── Items
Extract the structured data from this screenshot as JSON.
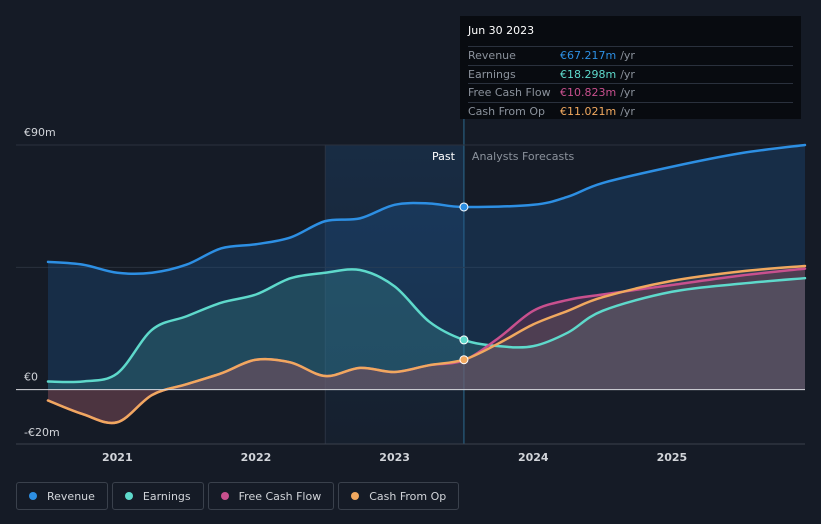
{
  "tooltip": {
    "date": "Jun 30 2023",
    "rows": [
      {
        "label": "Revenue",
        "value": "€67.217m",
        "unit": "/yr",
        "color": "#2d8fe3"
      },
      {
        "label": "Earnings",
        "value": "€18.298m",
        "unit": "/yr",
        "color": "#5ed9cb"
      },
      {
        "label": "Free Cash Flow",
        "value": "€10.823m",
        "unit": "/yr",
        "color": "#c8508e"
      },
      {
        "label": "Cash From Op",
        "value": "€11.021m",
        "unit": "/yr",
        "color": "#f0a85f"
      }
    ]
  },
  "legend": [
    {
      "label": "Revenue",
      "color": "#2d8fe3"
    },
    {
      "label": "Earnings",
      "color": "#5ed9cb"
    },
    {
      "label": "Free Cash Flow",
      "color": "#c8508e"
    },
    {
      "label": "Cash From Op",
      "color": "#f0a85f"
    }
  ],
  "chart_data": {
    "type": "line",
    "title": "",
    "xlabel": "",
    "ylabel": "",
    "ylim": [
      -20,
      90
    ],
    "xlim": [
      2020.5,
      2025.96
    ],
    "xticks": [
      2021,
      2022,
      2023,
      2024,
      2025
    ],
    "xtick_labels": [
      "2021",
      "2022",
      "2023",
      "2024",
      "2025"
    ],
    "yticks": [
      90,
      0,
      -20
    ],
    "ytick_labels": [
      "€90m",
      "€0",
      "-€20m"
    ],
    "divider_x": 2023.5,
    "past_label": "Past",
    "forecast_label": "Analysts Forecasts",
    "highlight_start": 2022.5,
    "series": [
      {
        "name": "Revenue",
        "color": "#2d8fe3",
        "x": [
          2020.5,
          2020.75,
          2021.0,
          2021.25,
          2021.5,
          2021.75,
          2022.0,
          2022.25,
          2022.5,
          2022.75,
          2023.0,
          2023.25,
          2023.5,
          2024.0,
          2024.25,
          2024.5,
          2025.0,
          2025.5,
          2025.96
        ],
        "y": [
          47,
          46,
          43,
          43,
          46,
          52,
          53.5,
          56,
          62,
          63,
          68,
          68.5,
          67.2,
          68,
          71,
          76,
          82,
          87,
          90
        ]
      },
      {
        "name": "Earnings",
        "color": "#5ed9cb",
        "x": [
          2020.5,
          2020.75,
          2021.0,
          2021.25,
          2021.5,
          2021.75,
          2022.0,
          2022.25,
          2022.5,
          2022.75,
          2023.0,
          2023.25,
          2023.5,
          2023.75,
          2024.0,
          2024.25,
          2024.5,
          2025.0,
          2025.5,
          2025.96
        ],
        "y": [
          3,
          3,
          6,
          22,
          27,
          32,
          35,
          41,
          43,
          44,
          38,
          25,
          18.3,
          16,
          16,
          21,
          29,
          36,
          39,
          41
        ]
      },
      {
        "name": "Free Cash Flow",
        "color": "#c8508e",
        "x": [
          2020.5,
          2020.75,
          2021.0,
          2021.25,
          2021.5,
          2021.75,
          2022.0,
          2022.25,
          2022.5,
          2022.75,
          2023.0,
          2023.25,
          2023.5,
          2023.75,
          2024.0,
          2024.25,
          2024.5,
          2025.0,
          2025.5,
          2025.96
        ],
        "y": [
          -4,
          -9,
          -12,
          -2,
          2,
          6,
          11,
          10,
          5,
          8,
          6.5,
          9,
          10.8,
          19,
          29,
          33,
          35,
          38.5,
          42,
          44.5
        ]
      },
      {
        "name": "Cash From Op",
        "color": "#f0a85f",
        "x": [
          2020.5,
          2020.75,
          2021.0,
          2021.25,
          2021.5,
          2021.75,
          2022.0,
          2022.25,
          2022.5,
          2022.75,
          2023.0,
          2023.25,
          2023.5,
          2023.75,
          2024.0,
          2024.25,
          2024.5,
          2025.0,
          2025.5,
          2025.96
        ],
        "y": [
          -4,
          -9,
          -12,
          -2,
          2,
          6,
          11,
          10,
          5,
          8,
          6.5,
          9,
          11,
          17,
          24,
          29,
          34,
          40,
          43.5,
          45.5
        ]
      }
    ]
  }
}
────
── Items
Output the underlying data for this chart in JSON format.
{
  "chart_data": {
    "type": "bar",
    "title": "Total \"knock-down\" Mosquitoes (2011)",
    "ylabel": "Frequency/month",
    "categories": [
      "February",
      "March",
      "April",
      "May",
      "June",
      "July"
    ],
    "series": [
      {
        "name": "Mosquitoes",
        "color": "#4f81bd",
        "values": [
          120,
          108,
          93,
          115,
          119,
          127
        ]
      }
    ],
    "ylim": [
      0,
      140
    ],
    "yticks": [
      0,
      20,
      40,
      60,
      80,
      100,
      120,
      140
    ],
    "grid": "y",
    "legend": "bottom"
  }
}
────
── Items
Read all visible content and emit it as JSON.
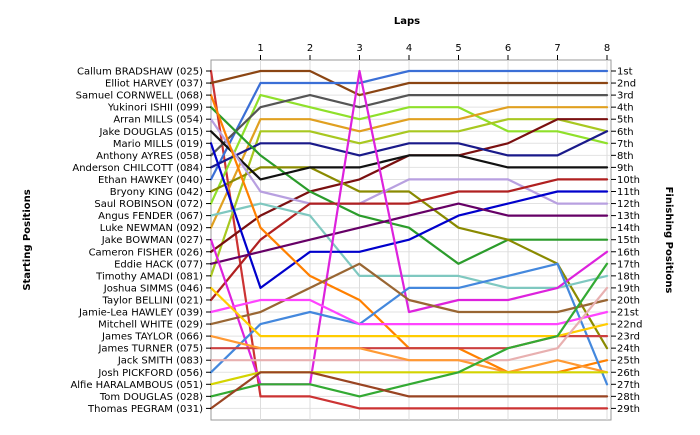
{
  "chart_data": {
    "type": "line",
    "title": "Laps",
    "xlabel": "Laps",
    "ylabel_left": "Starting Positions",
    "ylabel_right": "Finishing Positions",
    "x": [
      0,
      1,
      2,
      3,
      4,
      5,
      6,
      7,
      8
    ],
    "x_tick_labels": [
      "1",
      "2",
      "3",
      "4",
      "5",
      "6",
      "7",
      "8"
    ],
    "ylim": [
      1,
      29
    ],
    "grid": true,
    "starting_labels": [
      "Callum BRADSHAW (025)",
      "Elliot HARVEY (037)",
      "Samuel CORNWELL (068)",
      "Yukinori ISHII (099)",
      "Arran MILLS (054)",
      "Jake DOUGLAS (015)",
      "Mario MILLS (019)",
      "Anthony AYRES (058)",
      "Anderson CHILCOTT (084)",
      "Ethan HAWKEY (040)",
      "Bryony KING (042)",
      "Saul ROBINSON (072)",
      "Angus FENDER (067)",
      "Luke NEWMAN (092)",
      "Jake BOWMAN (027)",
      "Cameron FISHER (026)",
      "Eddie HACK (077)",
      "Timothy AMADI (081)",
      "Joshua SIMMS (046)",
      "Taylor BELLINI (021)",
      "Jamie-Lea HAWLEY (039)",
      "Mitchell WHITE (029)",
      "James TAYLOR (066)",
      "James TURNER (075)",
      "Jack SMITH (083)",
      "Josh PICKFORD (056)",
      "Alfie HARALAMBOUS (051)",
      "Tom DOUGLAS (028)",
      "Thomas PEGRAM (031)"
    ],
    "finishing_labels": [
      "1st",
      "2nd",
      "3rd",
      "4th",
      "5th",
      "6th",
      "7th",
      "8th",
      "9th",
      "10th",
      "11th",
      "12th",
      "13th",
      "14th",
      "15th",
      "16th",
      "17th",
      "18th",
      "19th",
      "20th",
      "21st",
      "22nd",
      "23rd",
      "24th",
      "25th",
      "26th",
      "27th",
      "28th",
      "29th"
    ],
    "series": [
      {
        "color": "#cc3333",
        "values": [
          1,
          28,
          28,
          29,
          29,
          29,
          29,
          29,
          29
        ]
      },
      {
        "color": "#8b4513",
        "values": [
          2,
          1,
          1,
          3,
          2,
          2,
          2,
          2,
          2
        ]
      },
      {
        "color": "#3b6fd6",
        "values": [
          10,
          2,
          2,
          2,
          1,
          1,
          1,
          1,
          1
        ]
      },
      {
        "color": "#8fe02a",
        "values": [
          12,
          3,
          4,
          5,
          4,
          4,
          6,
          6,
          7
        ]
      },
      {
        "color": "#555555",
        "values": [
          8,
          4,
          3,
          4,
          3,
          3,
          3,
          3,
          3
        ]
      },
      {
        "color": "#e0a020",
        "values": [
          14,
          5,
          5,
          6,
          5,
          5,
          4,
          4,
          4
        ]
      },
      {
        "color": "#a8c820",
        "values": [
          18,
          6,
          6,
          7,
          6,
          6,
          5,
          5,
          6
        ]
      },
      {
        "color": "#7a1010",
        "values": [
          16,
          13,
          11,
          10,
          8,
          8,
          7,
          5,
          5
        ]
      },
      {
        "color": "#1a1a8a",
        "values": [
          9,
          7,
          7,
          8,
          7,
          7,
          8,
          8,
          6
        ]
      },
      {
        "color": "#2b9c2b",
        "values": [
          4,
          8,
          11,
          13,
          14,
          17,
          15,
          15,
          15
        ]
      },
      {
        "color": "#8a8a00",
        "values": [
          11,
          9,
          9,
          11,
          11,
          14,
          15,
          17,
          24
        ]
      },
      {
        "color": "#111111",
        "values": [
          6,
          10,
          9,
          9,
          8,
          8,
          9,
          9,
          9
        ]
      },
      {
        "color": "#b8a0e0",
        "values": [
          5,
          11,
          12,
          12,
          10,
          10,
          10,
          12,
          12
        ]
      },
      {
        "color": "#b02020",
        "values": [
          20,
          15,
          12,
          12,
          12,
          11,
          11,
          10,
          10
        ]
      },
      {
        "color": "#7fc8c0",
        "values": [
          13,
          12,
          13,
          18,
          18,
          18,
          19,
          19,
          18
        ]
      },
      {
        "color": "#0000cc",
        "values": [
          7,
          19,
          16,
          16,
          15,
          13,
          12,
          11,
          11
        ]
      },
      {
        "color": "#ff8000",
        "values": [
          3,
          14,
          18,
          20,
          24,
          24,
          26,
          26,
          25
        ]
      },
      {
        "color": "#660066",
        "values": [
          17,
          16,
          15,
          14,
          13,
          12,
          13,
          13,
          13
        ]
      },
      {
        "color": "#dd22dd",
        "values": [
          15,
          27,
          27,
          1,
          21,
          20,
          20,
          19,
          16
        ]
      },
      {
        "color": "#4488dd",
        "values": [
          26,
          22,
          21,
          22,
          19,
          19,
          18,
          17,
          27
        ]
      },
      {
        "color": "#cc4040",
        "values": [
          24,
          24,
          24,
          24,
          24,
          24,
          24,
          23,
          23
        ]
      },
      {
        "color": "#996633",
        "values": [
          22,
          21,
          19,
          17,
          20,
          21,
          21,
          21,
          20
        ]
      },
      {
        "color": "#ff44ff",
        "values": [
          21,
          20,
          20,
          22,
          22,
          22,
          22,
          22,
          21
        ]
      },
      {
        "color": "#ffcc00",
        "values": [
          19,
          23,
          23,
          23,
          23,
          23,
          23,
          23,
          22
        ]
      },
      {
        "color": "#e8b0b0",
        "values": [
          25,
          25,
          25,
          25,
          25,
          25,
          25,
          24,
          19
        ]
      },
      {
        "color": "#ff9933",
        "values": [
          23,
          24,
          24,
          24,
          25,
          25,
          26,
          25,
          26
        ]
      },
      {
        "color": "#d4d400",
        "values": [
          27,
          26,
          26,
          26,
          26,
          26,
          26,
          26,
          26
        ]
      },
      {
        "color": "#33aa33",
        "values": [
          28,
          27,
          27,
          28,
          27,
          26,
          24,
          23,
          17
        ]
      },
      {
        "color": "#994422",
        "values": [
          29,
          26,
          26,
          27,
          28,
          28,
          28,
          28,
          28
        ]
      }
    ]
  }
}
────
◆ Instructions to follow: Copy, from the material, each line that holds the string "Revenue".

◆ Written response:
        "label": "Revenue",
      "label": "Revenue",
        "name": "Revenue",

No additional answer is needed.